** WHAT NEEDS TO BE DONE **
Compute how many lines in the entries below contain "JSON", and output nothing but the number.

Extracts from a graphics dataset
┄┄┄┄┄┄┄┄┄┄
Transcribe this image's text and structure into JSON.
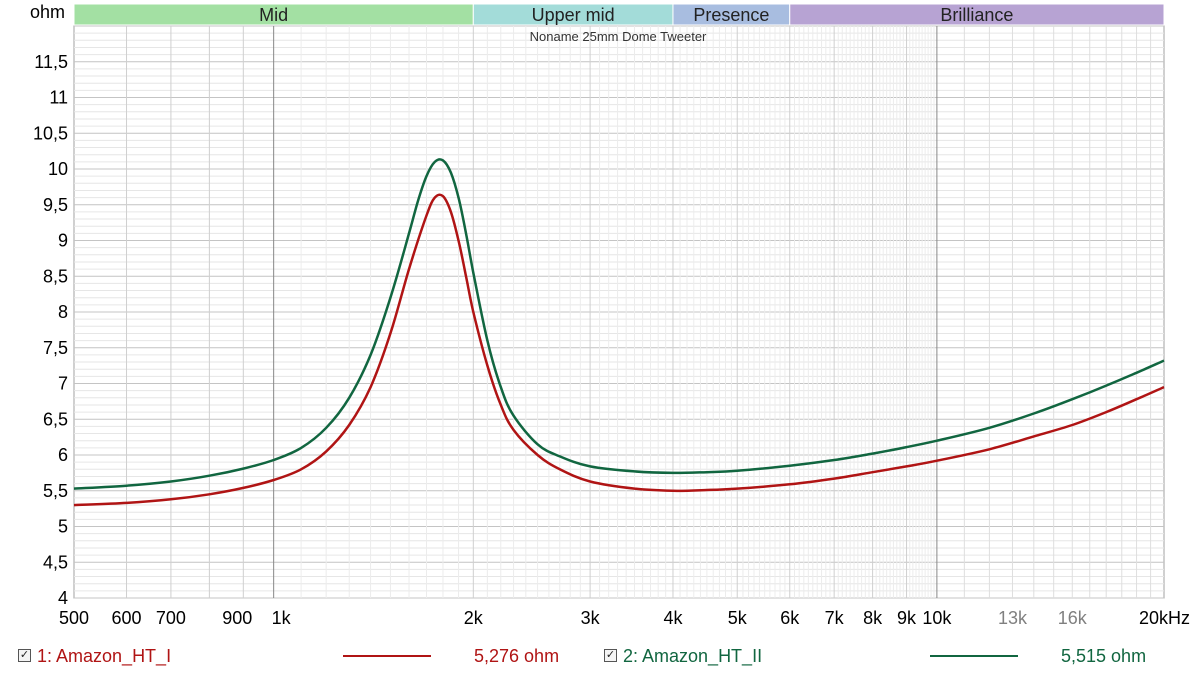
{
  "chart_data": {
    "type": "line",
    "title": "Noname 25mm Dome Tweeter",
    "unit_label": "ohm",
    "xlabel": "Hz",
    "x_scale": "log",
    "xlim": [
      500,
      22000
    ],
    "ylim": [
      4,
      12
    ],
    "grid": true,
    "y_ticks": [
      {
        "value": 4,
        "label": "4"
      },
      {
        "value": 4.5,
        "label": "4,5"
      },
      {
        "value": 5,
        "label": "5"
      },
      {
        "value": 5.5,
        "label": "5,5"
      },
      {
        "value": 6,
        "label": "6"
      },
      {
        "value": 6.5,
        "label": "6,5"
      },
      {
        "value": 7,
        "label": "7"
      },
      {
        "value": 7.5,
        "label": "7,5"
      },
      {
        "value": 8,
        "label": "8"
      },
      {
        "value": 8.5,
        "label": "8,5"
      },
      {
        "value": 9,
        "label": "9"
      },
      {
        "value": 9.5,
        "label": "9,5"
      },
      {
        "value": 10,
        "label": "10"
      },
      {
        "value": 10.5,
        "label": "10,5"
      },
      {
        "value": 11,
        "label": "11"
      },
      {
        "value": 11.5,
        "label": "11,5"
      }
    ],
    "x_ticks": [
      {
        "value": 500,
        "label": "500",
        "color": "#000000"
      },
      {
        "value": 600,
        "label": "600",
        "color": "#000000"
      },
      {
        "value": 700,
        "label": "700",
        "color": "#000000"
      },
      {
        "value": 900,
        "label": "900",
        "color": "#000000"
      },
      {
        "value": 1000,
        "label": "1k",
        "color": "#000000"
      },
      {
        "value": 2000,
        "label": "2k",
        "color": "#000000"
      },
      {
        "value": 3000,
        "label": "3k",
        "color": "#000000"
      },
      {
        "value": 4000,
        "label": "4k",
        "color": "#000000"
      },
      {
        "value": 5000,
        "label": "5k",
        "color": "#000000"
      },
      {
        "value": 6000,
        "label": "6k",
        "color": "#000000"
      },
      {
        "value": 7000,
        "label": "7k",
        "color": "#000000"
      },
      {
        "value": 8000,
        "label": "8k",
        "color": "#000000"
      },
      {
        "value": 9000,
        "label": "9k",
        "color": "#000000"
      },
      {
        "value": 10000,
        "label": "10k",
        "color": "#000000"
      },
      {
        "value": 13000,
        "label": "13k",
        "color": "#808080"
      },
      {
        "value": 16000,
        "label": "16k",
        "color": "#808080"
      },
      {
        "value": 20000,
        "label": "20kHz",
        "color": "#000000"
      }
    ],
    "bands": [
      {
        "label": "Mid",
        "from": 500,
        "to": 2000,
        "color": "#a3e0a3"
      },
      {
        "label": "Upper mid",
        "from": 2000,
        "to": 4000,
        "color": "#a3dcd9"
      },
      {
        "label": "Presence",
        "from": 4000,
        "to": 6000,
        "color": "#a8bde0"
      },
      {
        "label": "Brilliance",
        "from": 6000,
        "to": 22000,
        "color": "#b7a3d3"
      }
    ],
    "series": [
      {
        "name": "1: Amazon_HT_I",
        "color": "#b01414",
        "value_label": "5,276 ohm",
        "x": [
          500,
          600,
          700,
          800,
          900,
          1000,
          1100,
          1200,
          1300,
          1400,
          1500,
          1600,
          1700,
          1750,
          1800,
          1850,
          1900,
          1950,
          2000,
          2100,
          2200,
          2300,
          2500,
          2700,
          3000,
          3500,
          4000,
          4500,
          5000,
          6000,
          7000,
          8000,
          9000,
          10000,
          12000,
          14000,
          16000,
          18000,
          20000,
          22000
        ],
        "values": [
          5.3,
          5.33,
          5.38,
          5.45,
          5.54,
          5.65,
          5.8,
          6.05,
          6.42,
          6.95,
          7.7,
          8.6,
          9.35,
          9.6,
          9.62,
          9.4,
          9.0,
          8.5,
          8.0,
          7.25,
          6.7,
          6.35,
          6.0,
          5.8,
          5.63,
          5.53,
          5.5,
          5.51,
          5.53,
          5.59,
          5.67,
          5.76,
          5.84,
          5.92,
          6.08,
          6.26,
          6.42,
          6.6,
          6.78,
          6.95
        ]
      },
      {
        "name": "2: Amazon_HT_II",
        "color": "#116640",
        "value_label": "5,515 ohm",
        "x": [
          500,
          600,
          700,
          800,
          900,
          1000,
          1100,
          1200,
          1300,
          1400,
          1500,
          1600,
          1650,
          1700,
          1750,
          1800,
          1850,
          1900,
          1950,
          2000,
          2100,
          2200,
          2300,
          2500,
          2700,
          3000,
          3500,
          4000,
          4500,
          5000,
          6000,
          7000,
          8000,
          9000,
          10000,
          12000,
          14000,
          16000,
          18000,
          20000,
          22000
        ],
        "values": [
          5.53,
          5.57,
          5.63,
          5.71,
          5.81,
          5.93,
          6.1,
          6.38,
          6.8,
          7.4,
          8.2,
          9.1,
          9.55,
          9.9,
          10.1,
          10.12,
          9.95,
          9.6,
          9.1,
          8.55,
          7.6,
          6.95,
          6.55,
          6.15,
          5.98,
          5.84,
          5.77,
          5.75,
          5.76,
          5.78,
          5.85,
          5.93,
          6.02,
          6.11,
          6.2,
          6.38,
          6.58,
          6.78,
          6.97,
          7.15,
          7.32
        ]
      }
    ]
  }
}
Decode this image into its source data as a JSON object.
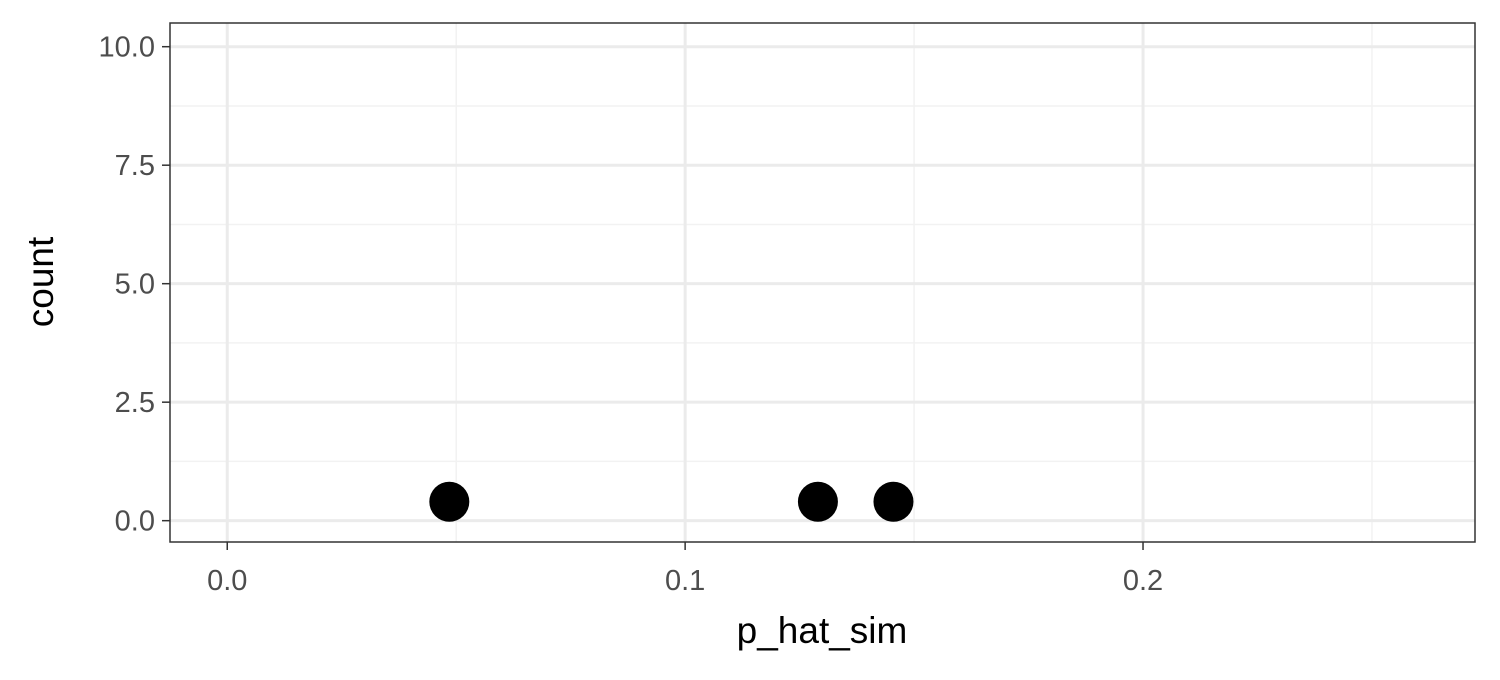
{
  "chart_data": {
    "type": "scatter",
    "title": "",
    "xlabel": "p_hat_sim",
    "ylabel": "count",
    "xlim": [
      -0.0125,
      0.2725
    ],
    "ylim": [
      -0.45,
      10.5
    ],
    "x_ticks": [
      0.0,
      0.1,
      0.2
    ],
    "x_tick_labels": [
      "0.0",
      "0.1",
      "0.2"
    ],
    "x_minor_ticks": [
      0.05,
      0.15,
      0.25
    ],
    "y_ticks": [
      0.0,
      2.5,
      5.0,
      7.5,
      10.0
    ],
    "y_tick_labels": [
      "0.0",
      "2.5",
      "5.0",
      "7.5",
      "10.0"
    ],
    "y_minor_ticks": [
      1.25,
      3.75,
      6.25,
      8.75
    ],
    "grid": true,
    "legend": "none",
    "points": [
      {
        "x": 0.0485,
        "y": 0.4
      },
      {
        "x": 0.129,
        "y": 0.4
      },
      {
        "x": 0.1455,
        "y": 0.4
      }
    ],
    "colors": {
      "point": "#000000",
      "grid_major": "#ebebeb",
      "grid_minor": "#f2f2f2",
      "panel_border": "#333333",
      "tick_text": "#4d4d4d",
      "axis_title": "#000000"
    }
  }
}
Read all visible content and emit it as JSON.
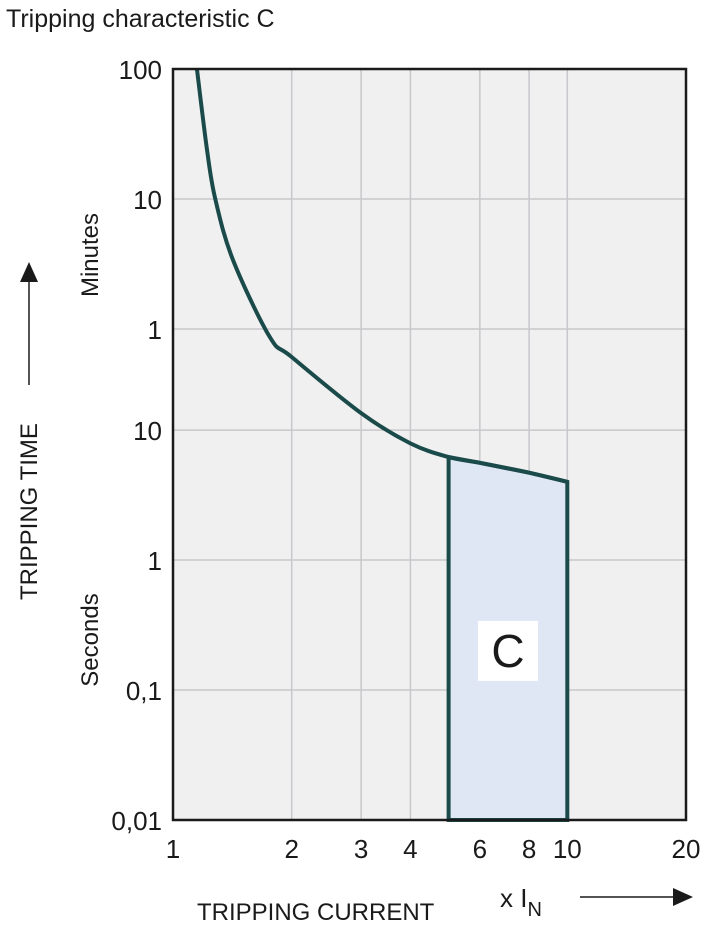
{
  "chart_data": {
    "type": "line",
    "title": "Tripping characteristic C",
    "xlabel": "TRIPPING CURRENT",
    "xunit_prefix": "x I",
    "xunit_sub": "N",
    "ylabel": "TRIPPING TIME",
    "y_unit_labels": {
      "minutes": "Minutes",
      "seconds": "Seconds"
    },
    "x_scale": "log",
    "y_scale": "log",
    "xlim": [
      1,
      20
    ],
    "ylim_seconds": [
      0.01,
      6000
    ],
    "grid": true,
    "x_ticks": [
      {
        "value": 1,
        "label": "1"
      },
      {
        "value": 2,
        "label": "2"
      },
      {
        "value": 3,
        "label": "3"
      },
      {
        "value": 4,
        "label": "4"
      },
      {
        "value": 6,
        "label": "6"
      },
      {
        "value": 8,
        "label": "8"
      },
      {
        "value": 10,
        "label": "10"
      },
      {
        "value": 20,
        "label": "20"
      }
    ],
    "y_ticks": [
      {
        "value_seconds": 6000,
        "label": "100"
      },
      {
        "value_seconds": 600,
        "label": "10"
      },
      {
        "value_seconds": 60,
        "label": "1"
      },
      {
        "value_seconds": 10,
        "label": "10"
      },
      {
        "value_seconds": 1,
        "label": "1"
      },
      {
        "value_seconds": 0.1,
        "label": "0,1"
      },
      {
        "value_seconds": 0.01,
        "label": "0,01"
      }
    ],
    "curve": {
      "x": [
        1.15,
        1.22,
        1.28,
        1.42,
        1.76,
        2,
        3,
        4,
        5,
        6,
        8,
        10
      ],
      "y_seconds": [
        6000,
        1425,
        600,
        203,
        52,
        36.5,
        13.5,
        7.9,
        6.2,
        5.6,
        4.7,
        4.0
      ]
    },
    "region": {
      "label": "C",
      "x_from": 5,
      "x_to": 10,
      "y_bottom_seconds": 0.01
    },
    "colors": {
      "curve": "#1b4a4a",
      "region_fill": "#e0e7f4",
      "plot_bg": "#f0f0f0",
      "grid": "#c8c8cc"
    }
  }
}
┄┄┄┄┄┄┄┄┄┄
** REPLY **
3